— BEGIN Record list —

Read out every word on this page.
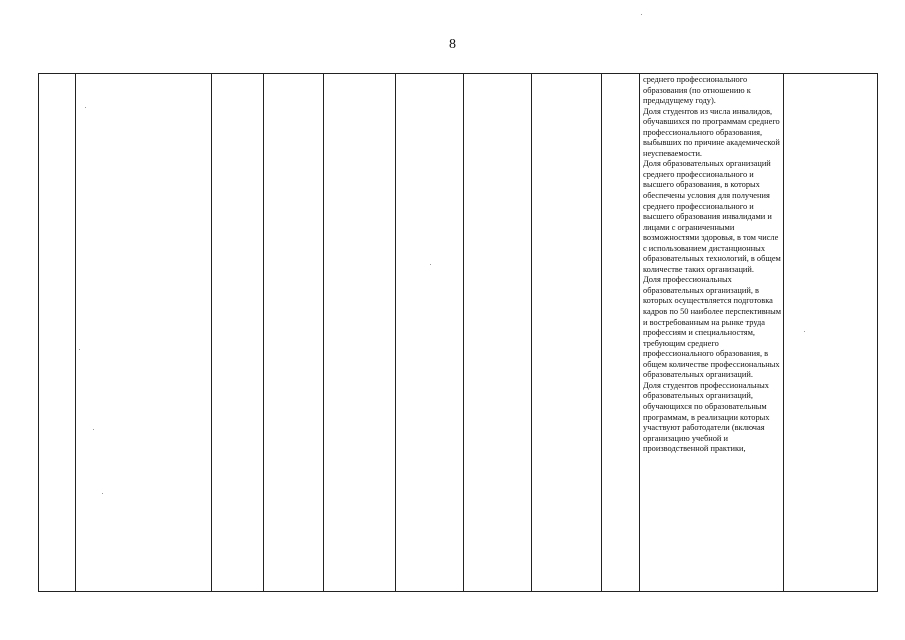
8

среднего профессионального образования (по отношению к предыдущему году).

Доля студентов из числа инвалидов, обучавшихся по программам среднего профессионального образования, выбывших по причине академической неуспеваемости.

Доля образовательных организаций среднего профессионального и высшего образования, в которых обеспечены условия для получения среднего профессионального и высшего образования инвалидами и лицами с ограниченными возможностями здоровья, в том числе с использованием дистанционных образовательных технологий, в общем количестве таких организаций.

Доля профессиональных образовательных организаций, в которых осуществляется подготовка кадров по 50 наиболее перспективным и востребованным на рынке труда профессиям и специальностям, требующим среднего профессионального образования, в общем количестве профессиональных образовательных организаций.

Доля студентов профессиональных образовательных организаций, обучающихся по образовательным программам, в реализации которых участвуют работодатели (включая организацию учебной и производственной практики,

— END Record list —

Given task -
Write out the whole listing again, exactly, with no pictures.

Answer to this problem -
Read out every word on this page.
8

среднего профессионального образования (по отношению к предыдущему году).

Доля студентов из числа инвалидов, обучавшихся по программам среднего профессионального образования, выбывших по причине академической неуспеваемости.

Доля образовательных организаций среднего профессионального и высшего образования, в которых обеспечены условия для получения среднего профессионального и высшего образования инвалидами и лицами с ограниченными возможностями здоровья, в том числе с использованием дистанционных образовательных технологий, в общем количестве таких организаций.

Доля профессиональных образовательных организаций, в которых осуществляется подготовка кадров по 50 наиболее перспективным и востребованным на рынке труда профессиям и специальностям, требующим среднего профессионального образования, в общем количестве профессиональных образовательных организаций.

Доля студентов профессиональных образовательных организаций, обучающихся по образовательным программам, в реализации которых участвуют работодатели (включая организацию учебной и производственной практики,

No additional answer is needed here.